(begin)

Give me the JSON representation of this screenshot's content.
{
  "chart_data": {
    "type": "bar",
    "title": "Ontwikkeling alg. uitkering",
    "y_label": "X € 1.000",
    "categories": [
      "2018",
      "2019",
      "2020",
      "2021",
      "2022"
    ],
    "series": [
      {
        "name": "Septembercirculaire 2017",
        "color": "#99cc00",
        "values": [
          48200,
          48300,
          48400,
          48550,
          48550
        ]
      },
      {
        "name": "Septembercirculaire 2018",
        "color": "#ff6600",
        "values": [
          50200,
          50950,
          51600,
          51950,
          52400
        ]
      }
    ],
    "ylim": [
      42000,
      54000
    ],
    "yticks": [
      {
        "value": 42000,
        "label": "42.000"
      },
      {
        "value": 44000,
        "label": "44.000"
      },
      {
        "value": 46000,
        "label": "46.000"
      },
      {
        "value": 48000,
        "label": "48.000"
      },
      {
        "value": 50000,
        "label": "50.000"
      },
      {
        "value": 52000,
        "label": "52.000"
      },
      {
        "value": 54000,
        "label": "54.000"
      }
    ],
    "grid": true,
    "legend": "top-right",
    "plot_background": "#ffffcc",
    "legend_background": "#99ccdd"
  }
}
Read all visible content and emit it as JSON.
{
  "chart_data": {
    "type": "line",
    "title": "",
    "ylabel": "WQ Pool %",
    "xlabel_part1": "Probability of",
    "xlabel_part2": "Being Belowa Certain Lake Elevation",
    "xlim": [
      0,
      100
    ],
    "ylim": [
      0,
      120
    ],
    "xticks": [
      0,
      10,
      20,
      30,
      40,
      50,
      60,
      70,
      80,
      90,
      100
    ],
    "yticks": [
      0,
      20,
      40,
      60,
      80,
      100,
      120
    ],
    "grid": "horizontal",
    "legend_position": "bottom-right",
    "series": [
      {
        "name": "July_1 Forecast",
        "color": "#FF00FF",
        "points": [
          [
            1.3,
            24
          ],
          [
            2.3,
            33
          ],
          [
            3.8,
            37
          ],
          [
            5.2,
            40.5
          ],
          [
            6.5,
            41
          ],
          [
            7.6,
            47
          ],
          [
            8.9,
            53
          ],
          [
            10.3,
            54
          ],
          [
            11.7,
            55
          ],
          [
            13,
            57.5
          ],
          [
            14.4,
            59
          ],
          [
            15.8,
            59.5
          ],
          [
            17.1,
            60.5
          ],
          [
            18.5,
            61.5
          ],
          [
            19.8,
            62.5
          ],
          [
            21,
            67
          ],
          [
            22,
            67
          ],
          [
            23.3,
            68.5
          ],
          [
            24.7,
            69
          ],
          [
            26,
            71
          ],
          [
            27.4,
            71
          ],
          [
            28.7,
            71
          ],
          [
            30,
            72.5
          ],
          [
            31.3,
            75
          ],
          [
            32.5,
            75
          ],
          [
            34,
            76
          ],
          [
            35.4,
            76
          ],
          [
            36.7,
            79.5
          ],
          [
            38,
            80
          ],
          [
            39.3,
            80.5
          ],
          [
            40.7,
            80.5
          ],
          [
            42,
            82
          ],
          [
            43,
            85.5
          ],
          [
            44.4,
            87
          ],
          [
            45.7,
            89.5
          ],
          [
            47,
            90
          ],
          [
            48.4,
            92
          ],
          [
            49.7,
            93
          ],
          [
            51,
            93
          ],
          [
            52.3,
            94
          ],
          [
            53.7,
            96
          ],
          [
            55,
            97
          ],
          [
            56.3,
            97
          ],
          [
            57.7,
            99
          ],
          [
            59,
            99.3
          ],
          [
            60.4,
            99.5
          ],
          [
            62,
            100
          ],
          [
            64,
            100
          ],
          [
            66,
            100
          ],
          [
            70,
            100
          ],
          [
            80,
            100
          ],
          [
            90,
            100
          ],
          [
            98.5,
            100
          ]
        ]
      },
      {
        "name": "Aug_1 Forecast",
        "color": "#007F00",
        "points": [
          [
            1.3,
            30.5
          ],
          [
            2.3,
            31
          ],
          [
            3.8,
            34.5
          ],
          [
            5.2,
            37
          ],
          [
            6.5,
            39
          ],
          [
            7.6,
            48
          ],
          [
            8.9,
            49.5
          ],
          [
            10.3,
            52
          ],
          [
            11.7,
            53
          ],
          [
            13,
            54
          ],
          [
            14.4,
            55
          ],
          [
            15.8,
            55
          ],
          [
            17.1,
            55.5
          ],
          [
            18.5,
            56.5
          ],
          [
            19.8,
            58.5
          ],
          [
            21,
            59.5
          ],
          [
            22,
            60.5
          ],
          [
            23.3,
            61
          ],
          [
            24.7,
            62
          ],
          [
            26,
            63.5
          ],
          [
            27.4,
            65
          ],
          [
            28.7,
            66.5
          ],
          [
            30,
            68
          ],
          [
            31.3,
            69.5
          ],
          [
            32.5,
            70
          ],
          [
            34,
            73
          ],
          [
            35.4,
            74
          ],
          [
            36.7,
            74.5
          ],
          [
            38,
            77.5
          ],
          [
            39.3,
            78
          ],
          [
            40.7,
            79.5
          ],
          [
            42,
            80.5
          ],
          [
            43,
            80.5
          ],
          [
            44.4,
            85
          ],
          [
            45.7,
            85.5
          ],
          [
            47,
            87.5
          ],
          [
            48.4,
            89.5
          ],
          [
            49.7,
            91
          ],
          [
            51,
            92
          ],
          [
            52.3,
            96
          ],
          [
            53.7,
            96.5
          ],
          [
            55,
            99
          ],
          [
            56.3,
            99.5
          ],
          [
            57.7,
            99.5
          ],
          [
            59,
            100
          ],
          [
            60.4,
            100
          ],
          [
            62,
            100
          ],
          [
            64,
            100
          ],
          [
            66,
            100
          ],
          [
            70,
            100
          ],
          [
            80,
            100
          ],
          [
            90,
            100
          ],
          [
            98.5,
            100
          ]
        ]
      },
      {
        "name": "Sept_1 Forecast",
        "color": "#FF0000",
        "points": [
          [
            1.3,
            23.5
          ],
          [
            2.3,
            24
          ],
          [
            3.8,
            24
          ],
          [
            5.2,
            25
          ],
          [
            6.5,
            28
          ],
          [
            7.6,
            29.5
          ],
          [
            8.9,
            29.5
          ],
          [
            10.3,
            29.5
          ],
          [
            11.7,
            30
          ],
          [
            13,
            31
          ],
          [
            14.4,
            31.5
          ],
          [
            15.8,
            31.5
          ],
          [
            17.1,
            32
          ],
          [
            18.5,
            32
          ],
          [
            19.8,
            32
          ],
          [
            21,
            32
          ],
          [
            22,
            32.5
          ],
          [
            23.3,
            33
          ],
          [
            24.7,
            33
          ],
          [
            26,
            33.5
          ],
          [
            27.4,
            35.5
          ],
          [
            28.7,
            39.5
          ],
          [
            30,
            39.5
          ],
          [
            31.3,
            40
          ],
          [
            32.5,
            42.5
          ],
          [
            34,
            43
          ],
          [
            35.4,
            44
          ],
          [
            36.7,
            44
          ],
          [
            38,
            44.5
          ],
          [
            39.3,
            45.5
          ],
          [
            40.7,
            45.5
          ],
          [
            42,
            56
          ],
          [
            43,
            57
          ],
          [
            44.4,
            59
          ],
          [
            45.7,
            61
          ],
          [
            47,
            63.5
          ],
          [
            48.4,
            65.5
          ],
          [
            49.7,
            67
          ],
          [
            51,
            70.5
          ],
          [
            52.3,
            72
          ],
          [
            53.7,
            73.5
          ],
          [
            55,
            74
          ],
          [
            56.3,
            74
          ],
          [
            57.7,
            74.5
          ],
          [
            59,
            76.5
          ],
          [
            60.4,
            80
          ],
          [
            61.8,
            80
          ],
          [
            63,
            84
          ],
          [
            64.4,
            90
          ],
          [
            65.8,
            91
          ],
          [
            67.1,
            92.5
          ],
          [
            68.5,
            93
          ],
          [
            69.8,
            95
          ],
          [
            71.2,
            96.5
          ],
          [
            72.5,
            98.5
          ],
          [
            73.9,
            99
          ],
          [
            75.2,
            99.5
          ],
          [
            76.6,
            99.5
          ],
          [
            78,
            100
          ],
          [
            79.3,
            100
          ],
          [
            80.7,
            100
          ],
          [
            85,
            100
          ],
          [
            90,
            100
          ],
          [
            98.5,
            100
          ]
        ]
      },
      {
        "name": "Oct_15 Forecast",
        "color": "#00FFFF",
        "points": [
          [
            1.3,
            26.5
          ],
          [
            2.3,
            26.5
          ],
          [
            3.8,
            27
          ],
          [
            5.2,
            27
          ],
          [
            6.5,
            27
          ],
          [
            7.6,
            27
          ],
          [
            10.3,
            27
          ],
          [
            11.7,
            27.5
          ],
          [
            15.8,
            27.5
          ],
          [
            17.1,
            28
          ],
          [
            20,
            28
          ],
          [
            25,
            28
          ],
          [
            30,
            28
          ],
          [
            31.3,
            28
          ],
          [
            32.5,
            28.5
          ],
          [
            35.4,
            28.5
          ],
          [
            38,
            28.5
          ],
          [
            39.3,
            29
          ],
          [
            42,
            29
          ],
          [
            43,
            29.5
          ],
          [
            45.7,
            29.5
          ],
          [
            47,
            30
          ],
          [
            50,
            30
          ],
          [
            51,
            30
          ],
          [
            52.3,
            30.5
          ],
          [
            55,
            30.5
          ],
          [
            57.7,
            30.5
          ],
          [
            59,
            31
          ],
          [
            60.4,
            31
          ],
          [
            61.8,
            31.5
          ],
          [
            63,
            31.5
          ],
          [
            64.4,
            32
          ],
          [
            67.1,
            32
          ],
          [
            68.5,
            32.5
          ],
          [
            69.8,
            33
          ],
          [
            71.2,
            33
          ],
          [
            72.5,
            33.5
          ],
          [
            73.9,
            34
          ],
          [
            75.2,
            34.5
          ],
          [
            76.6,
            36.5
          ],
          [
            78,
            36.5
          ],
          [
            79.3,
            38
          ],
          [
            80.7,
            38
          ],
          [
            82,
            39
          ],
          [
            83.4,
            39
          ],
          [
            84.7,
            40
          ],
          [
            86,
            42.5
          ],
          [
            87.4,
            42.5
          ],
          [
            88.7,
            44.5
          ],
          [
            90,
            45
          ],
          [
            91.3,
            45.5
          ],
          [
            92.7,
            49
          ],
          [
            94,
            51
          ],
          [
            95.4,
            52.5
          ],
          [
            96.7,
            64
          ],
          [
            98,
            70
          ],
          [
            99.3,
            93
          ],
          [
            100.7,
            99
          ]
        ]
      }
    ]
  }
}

(end)

§ **TASK TO CARRY OUT**:
From the listing above, collect each line in which the string "Forecast" appears.

§ **RESULT OF THIS TASK**:
        "name": "July_1 Forecast",
        "name": "Aug_1 Forecast",
        "name": "Sept_1 Forecast",
        "name": "Oct_15 Forecast",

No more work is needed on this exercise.